### The problem
Count the lines in the records below that contain the word "JSON", and reply with only that number.

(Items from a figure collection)
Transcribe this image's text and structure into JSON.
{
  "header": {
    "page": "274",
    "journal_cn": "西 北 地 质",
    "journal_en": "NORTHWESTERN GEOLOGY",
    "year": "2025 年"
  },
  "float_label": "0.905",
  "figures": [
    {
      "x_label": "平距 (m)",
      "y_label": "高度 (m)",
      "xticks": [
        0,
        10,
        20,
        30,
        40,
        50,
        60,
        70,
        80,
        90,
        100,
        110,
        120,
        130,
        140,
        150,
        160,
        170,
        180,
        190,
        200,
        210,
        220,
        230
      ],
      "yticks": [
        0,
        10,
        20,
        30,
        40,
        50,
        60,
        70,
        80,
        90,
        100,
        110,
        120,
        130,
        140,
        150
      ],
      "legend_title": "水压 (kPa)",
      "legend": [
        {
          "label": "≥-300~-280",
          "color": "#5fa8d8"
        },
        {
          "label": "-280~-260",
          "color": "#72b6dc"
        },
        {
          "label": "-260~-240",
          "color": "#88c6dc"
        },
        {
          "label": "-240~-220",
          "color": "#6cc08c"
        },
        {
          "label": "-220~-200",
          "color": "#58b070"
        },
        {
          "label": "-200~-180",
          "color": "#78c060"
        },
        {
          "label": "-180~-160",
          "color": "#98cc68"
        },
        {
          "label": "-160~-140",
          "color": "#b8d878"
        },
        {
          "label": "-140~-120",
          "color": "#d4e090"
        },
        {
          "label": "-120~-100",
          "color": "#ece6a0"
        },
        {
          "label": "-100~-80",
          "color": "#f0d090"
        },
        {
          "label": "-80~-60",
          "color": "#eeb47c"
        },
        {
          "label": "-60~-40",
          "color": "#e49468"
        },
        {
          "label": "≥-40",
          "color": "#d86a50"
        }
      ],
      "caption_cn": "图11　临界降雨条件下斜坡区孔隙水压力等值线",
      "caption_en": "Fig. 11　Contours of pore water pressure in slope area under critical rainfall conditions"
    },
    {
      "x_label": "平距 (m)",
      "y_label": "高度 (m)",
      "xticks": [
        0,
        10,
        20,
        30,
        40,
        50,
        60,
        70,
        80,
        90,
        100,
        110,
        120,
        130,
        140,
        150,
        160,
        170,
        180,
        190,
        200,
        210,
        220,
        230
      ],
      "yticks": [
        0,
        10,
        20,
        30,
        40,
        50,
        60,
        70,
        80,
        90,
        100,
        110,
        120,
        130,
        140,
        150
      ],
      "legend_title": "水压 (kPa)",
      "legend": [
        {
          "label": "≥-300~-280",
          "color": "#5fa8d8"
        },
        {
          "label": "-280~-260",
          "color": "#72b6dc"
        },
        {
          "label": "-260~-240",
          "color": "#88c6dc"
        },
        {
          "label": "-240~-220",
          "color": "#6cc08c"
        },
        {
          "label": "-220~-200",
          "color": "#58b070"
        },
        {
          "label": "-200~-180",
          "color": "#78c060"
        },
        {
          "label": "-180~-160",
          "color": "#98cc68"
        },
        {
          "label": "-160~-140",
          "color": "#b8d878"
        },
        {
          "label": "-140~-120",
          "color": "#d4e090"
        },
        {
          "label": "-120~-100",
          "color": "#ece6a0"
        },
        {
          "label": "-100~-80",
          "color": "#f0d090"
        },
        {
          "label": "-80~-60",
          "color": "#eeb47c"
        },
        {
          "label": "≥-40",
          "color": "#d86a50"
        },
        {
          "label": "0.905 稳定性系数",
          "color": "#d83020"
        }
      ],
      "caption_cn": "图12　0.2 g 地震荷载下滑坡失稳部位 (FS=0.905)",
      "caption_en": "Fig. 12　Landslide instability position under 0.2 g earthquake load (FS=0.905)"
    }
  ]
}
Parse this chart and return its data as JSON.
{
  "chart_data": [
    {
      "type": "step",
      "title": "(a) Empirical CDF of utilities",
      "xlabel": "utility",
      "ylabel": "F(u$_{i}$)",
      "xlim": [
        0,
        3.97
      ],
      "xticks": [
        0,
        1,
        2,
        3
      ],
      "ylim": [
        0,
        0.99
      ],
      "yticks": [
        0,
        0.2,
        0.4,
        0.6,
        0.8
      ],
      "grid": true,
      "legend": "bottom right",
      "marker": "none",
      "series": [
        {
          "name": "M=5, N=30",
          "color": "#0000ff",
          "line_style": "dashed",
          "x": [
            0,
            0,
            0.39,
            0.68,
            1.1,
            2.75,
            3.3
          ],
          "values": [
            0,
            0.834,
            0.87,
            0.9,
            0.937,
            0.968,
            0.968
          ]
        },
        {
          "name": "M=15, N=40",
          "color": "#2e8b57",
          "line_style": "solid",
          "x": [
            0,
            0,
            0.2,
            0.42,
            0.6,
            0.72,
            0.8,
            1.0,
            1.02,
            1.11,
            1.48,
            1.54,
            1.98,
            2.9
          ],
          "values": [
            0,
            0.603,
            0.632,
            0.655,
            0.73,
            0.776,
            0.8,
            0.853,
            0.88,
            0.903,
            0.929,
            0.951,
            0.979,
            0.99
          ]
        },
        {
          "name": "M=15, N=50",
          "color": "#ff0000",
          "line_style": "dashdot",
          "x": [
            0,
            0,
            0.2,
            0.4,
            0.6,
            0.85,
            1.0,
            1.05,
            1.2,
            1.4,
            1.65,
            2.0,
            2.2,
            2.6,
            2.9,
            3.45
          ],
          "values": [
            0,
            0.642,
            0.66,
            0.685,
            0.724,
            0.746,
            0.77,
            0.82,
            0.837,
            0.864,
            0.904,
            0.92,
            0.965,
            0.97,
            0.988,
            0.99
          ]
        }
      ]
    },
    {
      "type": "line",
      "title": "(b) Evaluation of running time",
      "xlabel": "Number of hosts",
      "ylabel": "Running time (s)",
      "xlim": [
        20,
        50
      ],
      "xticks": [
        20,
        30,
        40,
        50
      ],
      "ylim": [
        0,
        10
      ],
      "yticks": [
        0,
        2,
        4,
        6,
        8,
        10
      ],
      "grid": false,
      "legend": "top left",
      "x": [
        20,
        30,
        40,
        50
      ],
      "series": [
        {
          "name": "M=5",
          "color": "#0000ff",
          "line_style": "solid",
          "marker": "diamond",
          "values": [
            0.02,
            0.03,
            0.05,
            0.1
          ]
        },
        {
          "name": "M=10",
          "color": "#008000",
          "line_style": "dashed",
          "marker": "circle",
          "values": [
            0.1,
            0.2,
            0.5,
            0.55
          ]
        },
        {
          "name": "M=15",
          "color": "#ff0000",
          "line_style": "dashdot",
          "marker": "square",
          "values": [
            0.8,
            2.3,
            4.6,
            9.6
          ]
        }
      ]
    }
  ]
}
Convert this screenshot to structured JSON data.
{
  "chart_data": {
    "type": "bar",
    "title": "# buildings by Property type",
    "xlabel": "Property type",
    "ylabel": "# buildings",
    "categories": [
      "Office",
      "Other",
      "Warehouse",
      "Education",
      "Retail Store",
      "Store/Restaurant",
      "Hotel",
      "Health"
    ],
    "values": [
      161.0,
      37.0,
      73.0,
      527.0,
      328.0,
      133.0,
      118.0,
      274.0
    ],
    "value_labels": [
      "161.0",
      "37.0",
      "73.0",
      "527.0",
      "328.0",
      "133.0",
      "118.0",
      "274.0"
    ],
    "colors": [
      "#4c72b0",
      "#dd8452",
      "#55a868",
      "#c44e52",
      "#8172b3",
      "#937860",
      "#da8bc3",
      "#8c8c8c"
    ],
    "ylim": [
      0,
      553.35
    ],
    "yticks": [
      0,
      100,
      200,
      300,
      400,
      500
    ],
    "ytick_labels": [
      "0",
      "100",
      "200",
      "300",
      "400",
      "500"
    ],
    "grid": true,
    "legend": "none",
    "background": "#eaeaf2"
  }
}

### Full output
3